• [Task brief] Arrange the records below as a Markdown table with the columns "No." and "Record Line", from the first line of the records through the line containing "repost-button[interactable] [292,870,356,934]". Number the rows in order, leave out any blank lines, and include no other lines.

• [Dataset records]
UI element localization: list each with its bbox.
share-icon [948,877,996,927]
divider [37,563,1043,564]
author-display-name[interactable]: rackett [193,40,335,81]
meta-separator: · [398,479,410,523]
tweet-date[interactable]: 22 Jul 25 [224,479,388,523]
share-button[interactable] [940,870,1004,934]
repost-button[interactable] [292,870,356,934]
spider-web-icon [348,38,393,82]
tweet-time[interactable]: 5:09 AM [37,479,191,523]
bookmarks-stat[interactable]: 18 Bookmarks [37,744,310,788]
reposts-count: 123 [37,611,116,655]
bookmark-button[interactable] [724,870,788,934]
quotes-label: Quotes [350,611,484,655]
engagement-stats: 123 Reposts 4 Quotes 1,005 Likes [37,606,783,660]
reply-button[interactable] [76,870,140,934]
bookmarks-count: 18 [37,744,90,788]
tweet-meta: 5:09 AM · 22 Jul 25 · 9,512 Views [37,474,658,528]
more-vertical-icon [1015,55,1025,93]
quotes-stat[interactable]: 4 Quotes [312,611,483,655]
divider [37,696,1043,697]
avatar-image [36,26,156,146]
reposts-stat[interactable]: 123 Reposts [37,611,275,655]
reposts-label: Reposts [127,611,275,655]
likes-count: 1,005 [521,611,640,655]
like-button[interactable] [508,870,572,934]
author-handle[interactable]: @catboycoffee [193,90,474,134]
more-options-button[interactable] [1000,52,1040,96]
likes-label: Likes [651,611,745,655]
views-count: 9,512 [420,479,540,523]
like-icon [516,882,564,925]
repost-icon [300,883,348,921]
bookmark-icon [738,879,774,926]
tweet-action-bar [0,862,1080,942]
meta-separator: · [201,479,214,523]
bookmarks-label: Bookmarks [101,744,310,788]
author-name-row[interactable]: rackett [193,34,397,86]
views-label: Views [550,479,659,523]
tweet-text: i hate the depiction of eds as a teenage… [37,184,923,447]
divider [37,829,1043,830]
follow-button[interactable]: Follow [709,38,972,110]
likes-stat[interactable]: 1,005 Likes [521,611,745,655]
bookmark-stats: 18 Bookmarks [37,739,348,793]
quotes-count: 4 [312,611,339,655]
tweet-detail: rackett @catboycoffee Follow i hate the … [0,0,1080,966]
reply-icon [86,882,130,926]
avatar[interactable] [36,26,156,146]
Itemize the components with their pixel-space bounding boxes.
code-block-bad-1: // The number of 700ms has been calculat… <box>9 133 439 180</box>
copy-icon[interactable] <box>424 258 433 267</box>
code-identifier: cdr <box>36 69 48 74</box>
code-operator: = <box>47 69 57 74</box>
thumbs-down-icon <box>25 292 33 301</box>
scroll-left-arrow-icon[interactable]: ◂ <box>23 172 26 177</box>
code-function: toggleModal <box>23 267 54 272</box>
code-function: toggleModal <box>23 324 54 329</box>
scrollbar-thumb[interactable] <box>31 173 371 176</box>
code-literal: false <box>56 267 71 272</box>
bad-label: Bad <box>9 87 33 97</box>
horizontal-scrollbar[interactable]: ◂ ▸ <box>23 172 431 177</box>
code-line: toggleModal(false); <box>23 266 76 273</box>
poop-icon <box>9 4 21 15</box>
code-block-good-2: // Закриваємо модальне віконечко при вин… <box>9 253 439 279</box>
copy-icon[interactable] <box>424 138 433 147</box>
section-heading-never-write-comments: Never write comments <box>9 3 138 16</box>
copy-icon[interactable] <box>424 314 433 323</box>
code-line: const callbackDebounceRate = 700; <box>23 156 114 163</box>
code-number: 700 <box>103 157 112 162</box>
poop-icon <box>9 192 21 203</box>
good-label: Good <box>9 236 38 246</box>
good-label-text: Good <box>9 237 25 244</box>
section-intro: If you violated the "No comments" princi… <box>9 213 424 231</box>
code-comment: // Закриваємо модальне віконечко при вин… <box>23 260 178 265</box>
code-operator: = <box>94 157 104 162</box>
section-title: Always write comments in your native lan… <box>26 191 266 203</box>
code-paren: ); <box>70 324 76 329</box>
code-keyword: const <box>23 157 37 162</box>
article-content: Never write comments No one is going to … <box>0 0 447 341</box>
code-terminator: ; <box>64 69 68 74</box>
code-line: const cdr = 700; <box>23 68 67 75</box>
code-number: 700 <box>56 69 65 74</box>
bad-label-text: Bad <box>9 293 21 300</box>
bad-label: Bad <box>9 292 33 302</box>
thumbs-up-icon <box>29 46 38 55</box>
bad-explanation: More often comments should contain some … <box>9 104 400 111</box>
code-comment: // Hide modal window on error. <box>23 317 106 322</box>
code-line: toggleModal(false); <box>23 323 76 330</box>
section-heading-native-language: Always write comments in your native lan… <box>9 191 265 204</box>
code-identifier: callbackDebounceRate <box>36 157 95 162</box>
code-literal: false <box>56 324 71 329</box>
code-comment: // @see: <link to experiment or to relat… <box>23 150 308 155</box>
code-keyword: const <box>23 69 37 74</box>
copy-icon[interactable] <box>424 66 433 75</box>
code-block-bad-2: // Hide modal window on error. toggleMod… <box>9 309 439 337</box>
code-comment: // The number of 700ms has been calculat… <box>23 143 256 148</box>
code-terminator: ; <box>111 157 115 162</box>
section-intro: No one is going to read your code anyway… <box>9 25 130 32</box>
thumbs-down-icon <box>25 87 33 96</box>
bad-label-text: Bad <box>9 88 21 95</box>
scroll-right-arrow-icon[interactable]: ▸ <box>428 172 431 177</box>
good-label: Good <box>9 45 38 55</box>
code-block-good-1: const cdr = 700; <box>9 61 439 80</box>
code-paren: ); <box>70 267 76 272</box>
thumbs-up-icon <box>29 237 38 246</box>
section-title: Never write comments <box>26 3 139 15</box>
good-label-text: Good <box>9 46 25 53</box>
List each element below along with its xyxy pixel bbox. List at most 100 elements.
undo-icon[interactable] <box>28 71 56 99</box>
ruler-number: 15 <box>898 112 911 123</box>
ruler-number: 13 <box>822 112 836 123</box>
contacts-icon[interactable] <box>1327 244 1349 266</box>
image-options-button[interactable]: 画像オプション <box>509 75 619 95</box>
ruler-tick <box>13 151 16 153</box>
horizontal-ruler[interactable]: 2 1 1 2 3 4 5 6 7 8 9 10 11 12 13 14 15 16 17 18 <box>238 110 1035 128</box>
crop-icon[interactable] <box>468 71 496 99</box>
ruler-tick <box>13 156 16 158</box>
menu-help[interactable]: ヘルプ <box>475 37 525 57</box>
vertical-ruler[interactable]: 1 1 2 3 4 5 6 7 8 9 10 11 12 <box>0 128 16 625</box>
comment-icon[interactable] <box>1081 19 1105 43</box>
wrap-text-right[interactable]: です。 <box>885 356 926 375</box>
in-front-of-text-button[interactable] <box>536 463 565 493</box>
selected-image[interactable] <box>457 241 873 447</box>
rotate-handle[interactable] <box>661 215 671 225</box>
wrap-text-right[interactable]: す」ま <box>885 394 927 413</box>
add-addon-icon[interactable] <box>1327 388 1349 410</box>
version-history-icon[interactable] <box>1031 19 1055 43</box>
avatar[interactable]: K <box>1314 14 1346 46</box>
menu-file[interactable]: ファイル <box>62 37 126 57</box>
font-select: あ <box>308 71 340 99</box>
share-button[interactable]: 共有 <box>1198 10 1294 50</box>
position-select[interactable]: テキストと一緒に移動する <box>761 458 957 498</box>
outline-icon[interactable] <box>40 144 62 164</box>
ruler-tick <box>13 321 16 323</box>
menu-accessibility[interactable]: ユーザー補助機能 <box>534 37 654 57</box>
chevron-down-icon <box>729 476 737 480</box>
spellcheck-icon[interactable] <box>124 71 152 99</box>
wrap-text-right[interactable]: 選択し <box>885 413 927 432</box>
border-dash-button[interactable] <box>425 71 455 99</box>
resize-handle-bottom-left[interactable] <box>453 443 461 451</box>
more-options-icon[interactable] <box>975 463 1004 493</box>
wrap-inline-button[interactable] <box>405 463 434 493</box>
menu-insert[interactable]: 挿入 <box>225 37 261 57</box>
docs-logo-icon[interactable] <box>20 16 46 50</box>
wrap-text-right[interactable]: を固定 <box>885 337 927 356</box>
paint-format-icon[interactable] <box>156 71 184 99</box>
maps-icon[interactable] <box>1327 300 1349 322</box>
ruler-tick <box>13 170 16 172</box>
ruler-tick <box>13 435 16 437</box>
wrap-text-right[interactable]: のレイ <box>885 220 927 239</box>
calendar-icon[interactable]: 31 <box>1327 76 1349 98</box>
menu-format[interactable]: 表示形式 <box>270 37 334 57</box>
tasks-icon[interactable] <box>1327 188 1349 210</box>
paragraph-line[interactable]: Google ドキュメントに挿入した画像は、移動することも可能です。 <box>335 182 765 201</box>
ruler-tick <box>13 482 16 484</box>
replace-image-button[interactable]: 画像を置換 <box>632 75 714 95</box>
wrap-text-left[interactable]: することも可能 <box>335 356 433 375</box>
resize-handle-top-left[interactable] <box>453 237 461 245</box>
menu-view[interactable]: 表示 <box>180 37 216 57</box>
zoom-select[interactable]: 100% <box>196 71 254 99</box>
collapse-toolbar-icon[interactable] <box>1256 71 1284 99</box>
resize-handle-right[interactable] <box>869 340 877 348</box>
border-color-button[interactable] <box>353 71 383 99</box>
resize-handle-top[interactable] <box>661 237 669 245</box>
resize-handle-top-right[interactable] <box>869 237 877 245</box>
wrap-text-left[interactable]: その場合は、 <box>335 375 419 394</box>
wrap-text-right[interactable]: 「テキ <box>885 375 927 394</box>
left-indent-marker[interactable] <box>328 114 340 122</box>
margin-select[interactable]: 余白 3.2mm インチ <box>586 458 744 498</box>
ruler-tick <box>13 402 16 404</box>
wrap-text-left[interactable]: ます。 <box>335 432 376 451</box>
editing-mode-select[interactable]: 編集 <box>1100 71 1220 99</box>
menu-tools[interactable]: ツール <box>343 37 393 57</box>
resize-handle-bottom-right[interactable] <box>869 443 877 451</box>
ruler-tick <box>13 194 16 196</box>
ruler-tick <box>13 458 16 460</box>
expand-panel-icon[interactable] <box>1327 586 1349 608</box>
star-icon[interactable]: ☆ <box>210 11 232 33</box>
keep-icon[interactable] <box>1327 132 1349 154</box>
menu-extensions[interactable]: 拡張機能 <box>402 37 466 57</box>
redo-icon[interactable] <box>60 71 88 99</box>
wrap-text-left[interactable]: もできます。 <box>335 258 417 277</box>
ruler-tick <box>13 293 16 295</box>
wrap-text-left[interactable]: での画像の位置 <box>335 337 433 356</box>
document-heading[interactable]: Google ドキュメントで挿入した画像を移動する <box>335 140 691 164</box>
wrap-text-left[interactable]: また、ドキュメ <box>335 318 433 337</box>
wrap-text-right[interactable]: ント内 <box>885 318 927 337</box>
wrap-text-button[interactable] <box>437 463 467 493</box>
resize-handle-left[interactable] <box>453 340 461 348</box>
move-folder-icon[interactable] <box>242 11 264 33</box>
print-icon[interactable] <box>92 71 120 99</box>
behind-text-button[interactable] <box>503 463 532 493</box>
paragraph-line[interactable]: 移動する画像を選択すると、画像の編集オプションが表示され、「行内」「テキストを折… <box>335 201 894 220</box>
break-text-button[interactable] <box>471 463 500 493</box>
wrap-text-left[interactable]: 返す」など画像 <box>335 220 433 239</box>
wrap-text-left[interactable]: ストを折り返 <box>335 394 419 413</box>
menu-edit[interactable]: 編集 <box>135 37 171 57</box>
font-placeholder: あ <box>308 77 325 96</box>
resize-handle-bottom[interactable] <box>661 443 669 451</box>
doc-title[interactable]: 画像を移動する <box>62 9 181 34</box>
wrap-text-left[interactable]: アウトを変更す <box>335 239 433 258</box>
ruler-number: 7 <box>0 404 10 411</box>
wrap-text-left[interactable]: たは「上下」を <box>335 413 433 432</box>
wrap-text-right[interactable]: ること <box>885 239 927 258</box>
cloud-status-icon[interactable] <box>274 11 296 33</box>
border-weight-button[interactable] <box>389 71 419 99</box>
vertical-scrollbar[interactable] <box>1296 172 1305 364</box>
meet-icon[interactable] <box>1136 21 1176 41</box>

• [Result]
| No. | Record Line |
|---|---|
| 1 | UI element localization: list each with its bbox. |
| 2 | share-icon [948,877,996,927] |
| 3 | divider [37,563,1043,564] |
| 4 | author-display-name[interactable]: rackett [193,40,335,81] |
| 5 | meta-separator: · [398,479,410,523] |
| 6 | tweet-date[interactable]: 22 Jul 25 [224,479,388,523] |
| 7 | share-button[interactable] [940,870,1004,934] |
| 8 | repost-button[interactable] [292,870,356,934] |